> **WHAT TO DO**
Can you copy the items below word for word, starting at the first one and ending at the line that contains "list-marker: (d) bbox=[104, 377, 128, 396]", with both ends included?

> **Layout element items**
------------------------------------------------------------------------

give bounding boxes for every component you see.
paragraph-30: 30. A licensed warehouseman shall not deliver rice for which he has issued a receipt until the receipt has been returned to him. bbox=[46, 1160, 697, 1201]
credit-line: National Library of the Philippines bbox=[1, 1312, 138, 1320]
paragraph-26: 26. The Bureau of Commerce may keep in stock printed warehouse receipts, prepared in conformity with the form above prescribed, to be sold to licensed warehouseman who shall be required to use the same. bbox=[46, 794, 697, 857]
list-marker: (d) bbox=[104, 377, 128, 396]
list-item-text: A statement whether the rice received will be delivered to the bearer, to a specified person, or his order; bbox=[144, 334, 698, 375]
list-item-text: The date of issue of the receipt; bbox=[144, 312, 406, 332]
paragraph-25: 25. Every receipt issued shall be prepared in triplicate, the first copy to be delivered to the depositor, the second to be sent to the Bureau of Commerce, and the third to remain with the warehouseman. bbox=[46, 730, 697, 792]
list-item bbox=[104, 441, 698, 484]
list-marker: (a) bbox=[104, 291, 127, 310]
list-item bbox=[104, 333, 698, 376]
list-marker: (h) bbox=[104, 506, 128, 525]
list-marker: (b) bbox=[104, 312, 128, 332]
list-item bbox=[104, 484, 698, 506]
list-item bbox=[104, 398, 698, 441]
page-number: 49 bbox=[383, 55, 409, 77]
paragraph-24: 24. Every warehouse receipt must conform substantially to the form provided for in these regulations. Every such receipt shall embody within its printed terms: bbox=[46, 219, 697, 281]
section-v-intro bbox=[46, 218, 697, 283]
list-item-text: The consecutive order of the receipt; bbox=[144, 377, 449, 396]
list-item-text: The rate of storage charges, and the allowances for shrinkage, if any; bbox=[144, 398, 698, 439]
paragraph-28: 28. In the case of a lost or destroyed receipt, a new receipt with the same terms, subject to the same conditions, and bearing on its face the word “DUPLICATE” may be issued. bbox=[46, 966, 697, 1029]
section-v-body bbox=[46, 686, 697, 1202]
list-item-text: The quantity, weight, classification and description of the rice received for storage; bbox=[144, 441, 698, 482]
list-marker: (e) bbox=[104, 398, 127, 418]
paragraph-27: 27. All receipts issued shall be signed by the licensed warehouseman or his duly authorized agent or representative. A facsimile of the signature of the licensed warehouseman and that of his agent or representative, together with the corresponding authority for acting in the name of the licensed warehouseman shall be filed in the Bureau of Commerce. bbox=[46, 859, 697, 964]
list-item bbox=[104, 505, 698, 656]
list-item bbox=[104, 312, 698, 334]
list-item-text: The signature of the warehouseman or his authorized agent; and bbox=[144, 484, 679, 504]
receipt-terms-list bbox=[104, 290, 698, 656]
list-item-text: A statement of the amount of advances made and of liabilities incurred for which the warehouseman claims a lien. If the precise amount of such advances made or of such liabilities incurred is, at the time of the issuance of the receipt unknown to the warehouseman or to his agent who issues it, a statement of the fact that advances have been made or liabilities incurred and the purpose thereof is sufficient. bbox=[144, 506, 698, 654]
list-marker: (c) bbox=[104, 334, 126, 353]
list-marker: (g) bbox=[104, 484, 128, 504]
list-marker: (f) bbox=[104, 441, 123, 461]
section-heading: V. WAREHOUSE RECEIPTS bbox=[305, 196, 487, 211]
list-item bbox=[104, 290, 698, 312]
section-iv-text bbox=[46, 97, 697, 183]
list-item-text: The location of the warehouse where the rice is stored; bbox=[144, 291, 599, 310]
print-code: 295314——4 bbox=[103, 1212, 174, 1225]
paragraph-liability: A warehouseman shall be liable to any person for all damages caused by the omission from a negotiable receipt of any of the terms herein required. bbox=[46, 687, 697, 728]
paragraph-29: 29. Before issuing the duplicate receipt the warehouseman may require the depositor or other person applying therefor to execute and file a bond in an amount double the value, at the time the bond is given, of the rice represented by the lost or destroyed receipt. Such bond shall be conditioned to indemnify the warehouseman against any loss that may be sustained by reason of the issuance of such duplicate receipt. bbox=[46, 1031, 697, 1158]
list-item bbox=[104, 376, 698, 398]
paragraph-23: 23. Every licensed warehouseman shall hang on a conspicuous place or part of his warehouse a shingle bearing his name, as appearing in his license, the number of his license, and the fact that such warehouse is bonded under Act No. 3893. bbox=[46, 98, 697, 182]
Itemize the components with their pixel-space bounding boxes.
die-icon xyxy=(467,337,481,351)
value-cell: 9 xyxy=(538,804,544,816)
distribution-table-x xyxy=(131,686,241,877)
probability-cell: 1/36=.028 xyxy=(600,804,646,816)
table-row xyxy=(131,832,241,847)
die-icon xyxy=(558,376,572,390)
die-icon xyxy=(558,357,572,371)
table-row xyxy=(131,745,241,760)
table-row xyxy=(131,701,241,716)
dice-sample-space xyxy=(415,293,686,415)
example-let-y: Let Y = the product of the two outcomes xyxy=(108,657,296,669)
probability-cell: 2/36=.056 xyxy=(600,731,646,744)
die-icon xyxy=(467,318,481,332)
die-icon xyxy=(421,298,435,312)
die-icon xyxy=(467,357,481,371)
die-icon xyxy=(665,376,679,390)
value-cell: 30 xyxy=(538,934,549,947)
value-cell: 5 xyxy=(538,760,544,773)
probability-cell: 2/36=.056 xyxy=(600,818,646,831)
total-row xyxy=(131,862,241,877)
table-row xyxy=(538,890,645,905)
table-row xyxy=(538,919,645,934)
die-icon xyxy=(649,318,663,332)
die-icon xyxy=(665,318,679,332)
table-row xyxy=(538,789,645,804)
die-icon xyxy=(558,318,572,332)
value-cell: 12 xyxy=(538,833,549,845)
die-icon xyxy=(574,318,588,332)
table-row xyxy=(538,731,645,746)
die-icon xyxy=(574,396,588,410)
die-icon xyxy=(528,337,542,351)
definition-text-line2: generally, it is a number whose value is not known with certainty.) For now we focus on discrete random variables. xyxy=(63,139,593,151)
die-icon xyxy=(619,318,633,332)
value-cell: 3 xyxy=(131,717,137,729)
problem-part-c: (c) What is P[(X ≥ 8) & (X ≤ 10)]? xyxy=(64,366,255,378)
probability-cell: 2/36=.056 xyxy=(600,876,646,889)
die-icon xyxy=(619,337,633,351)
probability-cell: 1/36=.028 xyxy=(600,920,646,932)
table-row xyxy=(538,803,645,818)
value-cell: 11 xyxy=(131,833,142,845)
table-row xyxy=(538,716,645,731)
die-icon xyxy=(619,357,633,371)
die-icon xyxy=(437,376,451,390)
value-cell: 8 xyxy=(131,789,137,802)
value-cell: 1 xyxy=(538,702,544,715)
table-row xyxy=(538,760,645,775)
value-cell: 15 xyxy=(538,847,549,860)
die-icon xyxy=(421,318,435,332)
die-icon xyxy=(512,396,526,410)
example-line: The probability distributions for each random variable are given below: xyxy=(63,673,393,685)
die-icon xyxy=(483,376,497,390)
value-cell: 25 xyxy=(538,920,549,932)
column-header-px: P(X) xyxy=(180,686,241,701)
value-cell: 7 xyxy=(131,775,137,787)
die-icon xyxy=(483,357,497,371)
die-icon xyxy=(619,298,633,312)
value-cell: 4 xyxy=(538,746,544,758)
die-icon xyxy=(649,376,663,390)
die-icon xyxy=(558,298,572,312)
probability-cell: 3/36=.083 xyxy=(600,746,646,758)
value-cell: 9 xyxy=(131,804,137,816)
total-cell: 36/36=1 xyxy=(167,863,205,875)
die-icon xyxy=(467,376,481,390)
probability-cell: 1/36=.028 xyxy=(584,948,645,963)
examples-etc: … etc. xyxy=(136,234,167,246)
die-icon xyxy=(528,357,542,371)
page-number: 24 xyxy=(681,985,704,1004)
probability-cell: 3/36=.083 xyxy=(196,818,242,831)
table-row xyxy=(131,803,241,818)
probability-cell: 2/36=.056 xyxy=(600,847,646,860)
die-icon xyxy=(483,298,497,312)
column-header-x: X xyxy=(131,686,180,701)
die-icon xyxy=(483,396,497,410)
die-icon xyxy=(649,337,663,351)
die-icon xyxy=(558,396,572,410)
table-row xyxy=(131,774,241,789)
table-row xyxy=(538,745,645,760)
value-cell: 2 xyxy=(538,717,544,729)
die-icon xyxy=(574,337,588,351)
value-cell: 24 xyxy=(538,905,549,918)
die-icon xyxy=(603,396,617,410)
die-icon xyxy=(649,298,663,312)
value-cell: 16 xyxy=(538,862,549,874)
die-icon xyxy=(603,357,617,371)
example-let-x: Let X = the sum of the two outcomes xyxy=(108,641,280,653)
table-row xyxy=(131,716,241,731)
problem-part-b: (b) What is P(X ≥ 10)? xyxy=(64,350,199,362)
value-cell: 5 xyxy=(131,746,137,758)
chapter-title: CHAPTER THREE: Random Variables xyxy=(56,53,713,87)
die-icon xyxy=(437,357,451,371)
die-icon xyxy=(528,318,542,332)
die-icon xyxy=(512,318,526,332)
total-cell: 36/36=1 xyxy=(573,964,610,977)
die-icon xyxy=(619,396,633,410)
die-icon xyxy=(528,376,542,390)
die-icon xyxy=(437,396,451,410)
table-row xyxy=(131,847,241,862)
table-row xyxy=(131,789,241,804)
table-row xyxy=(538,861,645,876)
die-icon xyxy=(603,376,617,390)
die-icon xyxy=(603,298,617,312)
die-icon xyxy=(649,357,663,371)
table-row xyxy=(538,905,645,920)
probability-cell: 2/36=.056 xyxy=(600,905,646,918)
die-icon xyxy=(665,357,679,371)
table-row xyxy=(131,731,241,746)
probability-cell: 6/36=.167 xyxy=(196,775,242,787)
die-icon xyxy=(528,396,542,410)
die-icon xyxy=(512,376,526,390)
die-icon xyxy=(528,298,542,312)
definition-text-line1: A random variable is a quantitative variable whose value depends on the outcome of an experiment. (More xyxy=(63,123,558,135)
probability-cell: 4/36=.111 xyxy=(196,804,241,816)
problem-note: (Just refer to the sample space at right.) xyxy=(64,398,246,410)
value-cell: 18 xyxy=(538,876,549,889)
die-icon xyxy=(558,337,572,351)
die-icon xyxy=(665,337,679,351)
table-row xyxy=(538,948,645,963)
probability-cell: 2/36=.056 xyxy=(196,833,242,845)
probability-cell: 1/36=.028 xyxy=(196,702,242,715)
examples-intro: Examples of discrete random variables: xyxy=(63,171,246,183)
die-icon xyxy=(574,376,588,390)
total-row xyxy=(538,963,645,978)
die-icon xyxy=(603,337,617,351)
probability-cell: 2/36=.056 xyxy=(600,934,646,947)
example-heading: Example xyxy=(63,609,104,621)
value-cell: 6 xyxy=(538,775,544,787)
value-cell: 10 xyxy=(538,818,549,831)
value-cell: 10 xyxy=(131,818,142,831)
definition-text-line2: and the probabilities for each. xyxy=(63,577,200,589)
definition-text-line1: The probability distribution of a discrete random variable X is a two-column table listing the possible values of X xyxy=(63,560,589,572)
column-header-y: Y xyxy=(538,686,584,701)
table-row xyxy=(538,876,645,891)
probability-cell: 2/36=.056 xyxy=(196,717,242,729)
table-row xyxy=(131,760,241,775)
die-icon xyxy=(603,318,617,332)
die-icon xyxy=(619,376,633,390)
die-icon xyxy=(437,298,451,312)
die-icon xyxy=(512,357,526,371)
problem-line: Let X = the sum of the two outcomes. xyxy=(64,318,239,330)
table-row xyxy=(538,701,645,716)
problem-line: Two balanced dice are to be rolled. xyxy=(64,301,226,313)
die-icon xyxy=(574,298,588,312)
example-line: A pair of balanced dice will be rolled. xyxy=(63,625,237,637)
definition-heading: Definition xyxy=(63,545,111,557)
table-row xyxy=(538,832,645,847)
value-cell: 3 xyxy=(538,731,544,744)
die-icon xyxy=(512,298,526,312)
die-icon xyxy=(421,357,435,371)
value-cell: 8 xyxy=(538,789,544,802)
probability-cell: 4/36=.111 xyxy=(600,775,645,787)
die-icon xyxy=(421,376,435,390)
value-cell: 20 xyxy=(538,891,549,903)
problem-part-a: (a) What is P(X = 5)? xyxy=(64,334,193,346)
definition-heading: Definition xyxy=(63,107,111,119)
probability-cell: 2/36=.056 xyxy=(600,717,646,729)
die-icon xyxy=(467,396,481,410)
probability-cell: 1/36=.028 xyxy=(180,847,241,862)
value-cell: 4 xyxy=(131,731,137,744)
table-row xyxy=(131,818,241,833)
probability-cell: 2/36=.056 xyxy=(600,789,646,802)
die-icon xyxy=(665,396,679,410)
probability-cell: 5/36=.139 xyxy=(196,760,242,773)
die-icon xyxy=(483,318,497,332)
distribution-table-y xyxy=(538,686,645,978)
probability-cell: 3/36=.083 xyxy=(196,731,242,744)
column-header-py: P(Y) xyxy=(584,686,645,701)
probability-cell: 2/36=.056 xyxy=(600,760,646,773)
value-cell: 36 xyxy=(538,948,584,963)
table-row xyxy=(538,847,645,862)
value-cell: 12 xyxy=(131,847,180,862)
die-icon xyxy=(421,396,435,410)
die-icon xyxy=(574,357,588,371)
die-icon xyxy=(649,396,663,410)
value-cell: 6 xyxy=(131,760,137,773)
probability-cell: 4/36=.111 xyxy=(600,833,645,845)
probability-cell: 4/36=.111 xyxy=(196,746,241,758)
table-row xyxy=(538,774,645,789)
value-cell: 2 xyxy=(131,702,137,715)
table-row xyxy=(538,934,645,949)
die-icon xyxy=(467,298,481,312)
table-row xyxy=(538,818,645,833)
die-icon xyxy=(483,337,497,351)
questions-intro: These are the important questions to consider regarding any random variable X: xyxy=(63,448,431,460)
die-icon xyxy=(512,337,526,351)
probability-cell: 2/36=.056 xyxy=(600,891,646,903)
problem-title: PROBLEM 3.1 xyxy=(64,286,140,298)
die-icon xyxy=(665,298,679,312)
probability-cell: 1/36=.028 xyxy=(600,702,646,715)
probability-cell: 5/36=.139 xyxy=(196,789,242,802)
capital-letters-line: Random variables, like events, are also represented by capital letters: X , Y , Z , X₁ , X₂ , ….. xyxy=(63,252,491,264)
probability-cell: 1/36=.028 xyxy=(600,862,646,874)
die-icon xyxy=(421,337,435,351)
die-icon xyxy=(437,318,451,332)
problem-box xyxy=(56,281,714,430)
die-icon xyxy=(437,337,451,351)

------------------------------------------------------------------------

> **EXERCISE SOLUTION**
give bounding boxes for every component you see.
paragraph-30: 30. A licensed warehouseman shall not deliver rice for which he has issued a receipt until the receipt has been returned to him. bbox=[46, 1160, 697, 1201]
credit-line: National Library of the Philippines bbox=[1, 1312, 138, 1320]
paragraph-26: 26. The Bureau of Commerce may keep in stock printed warehouse receipts, prepared in conformity with the form above prescribed, to be sold to licensed warehouseman who shall be required to use the same. bbox=[46, 794, 697, 857]
list-marker: (d) bbox=[104, 377, 128, 396]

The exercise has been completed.